# Listed entries start
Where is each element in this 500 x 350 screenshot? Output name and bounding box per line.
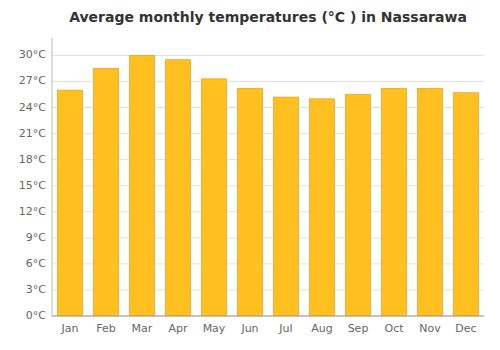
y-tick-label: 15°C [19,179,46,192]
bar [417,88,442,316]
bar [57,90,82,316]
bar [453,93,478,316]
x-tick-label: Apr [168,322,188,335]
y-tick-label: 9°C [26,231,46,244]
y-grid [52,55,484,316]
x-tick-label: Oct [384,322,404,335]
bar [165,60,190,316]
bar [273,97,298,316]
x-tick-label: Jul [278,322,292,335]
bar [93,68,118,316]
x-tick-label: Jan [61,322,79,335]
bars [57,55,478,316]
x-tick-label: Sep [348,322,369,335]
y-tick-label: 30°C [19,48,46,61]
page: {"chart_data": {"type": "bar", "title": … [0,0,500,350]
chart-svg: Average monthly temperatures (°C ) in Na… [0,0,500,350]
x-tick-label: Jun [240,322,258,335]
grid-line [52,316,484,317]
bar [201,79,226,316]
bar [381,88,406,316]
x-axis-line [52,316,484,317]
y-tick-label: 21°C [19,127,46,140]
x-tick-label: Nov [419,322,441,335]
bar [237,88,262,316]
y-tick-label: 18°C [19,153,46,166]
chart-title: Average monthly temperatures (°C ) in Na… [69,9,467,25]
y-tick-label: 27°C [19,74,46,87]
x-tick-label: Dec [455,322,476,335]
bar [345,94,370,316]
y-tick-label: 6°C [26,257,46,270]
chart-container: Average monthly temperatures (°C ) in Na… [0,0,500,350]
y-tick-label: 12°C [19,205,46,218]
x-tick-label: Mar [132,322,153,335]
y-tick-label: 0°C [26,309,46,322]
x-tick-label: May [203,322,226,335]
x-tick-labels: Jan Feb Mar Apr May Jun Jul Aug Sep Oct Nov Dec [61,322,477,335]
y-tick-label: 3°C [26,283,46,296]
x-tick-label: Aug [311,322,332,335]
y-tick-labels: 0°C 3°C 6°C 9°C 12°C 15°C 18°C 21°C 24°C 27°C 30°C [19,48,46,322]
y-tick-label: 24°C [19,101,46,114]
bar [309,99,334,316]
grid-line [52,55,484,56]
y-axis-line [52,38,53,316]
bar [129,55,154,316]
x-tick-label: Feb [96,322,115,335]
# Listed entries end
What you are asked to do: How many lines in the entries above contain the string "title"? Reply with the number alone.

Result below: 2